| Records excerpted from a collection |
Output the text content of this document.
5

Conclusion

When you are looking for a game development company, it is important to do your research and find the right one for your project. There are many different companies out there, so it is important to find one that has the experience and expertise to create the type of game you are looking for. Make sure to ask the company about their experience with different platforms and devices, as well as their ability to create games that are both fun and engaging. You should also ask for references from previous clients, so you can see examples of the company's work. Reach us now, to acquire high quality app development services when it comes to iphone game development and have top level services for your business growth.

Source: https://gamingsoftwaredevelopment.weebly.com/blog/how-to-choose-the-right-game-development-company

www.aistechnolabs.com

* * *

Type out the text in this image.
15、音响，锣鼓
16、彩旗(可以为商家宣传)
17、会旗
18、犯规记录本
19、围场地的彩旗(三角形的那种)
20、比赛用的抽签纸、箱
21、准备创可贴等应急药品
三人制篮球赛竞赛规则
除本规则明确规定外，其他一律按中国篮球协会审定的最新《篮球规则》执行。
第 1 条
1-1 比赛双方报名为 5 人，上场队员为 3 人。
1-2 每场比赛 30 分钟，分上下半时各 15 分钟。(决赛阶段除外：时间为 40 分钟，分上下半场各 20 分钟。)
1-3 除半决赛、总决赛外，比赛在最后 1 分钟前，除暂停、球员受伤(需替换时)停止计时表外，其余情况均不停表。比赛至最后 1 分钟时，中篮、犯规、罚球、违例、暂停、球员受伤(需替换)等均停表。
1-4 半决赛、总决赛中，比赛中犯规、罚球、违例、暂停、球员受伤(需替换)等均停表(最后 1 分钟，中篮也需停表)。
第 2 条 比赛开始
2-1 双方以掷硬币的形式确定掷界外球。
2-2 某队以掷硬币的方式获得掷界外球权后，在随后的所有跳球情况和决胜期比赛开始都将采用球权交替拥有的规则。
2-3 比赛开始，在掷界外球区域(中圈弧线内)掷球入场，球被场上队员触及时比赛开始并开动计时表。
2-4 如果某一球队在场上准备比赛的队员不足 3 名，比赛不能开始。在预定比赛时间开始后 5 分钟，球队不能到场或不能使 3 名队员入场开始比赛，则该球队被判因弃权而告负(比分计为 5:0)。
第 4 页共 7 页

| Instructions for the task |
From the listing above, collect each line in which the string "game" appears.

| Complete response |
When you are looking for a game development company, it is important to do your research and find the right one for your project. There are many different companies out there, so it is important to find one that has the experience and expertise to create the type of game you are looking for. Make sure to ask the company about their experience with different platforms and devices, as well as their ability to create games that are both fun and engaging. You should also ask for references from previous clients, so you can see examples of the company's work. Reach us now, to acquire high quality app development services when it comes to iphone game development and have top level services for your business growth.
Source: https://gamingsoftwaredevelopment.weebly.com/blog/how-to-choose-the-right-game-development-company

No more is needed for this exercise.